Exercise aim → Lines that hold the string "this" are to be counted; give only their number.

(Source data)
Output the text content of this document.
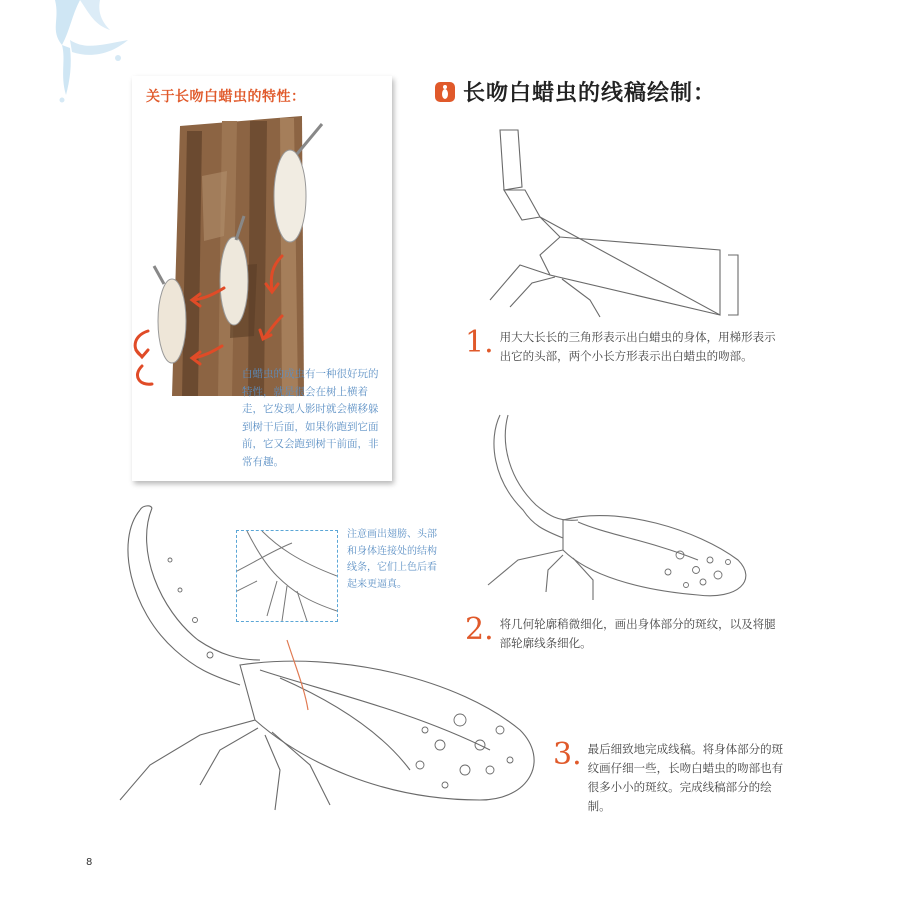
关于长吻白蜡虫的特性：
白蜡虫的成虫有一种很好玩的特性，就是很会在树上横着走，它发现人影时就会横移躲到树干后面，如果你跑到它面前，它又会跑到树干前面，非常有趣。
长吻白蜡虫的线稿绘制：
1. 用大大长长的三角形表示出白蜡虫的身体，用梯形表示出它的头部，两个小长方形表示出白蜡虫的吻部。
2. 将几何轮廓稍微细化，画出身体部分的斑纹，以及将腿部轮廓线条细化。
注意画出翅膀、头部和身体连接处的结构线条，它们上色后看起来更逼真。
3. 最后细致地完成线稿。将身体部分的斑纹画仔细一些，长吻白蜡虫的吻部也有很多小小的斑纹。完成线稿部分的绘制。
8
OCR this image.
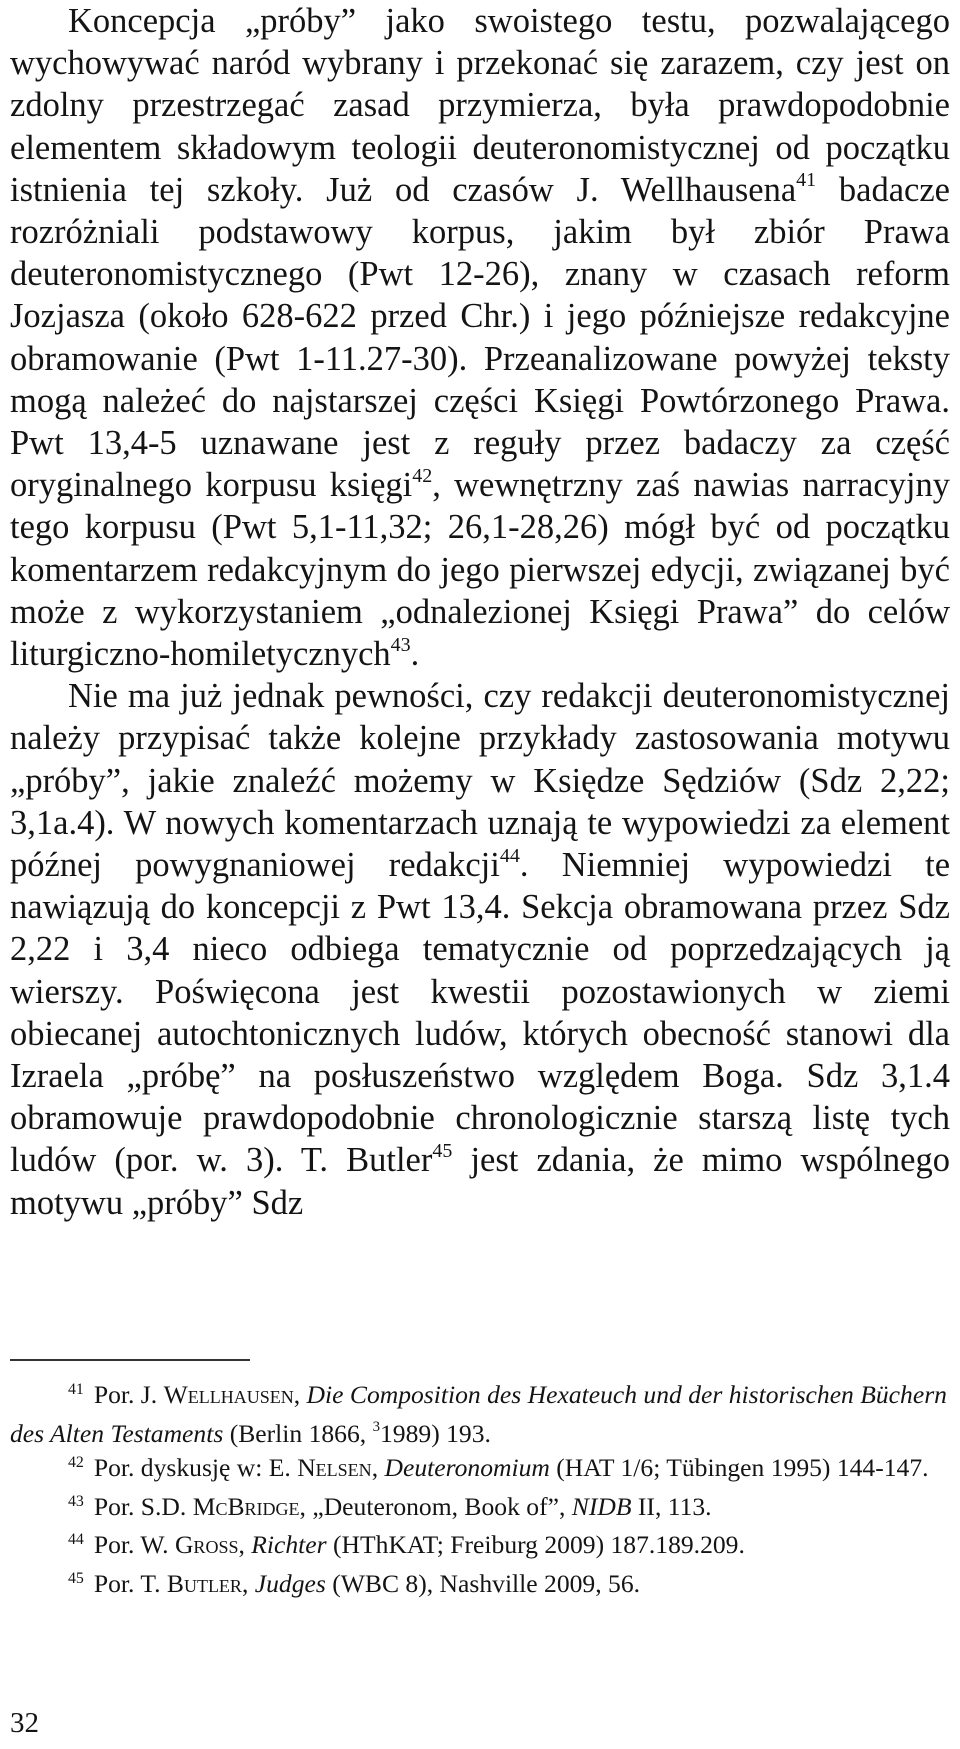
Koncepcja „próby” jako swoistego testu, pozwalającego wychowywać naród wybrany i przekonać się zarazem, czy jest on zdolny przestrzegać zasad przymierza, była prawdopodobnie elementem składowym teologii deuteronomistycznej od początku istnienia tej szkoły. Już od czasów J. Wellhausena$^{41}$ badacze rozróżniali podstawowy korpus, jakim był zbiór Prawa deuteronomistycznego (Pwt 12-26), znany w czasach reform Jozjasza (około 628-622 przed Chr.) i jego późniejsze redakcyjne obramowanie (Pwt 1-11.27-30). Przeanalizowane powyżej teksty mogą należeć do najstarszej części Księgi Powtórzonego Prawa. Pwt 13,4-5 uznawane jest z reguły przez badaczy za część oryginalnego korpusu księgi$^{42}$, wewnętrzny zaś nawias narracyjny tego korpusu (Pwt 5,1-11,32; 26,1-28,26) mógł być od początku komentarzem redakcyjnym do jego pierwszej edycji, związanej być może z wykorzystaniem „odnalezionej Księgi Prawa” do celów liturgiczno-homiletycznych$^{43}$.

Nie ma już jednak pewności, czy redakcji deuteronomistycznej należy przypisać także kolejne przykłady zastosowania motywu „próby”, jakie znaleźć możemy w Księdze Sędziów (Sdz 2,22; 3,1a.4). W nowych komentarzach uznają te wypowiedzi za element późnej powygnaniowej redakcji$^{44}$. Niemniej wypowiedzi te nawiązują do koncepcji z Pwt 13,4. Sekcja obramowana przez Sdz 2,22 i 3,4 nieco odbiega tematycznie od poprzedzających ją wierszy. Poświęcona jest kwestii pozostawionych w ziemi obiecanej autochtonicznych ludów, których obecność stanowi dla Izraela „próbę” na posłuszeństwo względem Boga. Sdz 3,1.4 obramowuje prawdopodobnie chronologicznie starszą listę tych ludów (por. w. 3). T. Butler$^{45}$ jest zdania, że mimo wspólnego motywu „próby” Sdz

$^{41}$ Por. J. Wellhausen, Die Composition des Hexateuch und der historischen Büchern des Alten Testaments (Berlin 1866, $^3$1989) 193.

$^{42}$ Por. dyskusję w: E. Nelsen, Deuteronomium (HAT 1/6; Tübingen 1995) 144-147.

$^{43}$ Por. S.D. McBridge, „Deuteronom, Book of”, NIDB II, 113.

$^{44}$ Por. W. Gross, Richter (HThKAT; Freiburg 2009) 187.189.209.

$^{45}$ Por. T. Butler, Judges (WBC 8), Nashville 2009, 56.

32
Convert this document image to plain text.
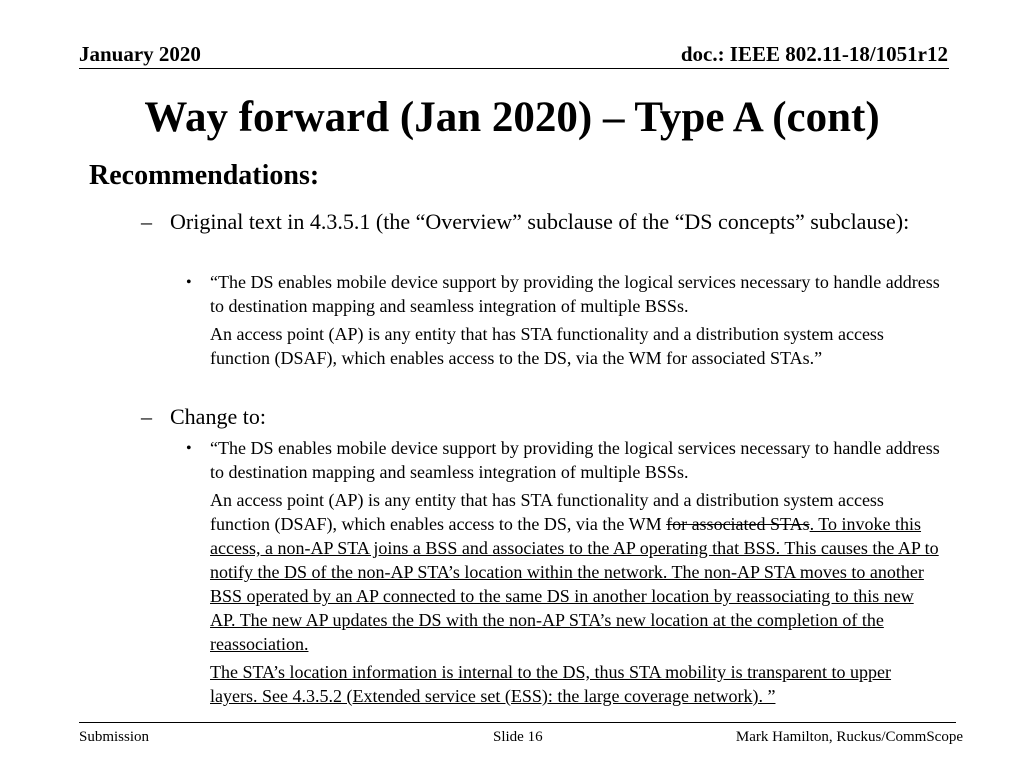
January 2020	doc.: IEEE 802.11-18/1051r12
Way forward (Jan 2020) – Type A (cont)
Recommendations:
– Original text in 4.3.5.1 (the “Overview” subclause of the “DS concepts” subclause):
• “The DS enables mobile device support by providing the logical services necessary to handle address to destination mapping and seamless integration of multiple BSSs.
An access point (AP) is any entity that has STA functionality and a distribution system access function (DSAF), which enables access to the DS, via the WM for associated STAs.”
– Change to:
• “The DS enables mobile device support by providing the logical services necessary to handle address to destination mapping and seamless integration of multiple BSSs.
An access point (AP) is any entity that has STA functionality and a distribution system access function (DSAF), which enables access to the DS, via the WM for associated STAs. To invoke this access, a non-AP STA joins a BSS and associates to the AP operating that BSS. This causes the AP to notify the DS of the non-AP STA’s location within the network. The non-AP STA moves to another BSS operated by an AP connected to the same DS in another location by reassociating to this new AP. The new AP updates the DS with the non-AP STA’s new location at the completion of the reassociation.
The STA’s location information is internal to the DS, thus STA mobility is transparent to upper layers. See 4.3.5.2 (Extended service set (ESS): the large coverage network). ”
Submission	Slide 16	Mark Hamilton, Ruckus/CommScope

Output → 4